[Exercise inputs]:

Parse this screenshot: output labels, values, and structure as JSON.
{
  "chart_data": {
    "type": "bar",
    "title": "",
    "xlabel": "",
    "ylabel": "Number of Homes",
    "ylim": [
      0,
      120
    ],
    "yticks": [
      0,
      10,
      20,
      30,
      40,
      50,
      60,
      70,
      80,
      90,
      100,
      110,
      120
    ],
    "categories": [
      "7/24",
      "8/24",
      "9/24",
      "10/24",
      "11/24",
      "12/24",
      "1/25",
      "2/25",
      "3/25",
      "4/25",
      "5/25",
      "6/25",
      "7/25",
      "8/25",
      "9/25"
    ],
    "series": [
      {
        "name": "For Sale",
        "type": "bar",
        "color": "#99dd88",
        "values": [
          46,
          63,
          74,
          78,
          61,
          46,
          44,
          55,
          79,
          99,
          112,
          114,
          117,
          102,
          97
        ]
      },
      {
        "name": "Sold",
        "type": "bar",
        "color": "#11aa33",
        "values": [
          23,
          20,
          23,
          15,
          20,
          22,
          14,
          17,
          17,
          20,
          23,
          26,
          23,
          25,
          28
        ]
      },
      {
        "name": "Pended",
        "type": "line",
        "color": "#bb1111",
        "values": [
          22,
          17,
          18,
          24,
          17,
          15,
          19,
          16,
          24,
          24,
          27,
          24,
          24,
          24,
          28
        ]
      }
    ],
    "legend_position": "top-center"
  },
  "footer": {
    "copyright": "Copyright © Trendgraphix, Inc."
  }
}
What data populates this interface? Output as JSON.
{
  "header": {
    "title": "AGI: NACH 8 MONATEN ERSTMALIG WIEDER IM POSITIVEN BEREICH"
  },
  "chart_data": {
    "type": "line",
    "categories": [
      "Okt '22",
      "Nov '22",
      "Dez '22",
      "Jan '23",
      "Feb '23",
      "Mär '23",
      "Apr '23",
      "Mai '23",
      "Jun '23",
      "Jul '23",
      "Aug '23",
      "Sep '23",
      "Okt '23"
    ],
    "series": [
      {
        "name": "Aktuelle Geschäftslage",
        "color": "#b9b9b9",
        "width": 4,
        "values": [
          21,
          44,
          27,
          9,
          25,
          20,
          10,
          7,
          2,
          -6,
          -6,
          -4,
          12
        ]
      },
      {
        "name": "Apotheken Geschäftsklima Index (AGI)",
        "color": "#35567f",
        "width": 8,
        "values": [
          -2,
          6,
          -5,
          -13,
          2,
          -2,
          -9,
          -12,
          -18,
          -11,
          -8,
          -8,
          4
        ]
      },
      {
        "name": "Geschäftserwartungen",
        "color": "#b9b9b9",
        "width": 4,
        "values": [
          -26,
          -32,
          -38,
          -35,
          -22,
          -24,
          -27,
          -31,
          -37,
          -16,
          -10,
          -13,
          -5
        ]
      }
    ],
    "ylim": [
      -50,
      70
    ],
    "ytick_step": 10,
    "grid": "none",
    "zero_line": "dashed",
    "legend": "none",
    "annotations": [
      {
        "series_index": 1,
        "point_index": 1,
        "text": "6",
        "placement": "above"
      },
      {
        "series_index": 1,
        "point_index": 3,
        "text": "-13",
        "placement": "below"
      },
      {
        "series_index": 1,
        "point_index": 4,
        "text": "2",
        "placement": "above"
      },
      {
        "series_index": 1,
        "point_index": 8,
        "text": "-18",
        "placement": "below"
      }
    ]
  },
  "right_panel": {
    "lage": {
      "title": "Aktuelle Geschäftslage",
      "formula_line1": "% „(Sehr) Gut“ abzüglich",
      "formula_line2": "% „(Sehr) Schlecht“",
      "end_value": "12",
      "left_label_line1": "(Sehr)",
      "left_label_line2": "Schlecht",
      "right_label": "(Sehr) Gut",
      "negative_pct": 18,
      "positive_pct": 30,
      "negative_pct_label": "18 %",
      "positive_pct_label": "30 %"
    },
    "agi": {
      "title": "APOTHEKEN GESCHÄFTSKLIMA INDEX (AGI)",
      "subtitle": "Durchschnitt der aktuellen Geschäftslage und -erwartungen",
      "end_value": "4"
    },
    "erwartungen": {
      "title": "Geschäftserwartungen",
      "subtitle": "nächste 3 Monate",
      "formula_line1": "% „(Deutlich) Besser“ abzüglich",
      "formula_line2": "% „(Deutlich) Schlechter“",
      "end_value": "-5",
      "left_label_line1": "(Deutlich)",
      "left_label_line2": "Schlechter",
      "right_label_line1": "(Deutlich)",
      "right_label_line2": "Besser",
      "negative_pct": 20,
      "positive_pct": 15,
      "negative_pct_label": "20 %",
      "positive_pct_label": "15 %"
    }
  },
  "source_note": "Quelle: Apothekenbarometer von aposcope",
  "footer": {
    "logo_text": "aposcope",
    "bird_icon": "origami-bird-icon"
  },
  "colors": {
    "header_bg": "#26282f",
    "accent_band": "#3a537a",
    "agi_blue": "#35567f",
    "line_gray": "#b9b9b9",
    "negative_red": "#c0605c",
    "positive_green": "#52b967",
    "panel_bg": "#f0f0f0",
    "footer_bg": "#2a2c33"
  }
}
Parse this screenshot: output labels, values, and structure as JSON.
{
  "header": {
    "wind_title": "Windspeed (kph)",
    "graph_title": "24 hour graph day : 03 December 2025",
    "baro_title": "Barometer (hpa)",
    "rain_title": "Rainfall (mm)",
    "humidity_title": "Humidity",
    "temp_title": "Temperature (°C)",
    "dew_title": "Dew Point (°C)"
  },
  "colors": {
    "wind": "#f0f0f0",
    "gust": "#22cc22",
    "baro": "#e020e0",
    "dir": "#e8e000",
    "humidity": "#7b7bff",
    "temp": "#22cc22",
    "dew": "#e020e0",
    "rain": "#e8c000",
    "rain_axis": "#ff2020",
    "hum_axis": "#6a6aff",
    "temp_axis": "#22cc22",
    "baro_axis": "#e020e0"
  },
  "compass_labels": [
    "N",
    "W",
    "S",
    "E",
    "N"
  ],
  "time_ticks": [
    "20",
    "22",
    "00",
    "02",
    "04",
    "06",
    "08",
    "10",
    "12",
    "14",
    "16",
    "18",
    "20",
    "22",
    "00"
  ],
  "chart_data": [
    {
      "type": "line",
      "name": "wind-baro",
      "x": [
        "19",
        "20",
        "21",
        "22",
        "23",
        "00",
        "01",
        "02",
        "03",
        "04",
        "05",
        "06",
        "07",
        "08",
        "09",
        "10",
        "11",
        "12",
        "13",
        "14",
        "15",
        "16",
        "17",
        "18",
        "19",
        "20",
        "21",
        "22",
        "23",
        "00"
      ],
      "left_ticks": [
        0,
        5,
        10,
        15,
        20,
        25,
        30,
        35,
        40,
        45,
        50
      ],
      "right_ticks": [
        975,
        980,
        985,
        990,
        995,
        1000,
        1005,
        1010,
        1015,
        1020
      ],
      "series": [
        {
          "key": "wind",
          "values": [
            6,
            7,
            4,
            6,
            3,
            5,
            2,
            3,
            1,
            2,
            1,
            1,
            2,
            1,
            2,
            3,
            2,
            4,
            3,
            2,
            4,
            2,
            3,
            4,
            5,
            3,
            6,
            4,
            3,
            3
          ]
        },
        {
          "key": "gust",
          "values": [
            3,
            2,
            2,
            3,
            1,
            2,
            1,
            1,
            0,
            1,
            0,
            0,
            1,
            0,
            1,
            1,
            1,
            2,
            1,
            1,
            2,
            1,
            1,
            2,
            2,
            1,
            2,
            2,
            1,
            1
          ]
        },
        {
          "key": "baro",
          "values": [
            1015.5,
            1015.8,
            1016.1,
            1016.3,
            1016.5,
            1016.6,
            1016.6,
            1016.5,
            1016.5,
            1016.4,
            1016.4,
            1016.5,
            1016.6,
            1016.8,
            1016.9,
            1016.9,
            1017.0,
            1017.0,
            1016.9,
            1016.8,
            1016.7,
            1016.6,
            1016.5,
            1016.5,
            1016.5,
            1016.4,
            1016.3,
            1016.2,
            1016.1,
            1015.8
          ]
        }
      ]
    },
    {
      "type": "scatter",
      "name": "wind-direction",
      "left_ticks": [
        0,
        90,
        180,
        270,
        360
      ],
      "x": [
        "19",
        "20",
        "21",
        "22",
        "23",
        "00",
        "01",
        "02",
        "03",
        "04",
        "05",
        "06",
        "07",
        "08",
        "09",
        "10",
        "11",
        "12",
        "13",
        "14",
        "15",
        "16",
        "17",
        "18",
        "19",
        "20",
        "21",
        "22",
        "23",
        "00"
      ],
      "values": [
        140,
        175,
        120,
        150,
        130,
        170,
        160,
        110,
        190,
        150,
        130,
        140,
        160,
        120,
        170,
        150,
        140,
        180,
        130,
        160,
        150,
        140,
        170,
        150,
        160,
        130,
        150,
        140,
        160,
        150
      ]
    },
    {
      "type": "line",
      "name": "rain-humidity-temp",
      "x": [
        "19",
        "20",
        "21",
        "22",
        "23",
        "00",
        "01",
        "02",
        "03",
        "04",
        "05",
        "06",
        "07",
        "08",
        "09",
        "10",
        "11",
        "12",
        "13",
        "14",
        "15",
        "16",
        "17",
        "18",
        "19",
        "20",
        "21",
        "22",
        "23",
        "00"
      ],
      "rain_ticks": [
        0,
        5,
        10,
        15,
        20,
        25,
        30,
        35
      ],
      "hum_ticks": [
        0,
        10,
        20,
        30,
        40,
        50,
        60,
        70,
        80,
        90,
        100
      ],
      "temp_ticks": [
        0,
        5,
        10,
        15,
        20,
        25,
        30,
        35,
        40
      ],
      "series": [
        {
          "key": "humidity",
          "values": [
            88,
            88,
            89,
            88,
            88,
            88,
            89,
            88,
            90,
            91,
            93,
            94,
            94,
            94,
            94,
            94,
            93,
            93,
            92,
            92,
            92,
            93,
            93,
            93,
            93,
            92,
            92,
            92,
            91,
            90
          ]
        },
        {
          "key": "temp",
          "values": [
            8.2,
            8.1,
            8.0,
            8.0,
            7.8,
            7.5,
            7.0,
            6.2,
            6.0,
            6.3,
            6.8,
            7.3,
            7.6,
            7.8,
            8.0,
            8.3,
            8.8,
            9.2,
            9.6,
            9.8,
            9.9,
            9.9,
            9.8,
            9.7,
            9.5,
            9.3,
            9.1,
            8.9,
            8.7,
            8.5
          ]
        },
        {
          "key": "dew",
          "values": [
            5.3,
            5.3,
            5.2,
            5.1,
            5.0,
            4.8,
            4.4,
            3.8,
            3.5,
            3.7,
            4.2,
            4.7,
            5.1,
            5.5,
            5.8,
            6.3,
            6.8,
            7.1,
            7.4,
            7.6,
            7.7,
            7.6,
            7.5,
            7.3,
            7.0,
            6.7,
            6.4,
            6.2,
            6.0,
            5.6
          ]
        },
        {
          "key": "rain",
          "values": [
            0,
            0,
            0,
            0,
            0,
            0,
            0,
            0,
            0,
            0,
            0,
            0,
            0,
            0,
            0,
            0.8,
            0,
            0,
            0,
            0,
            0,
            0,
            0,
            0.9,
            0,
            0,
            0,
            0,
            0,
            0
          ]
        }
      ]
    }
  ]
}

[To be done]: Filter the listing above for the string "Schlechter" and copy every matching line.

[Right answer]:
      "formula_line2": "% „(Deutlich) Schlechter“",
      "left_label_line2": "Schlechter",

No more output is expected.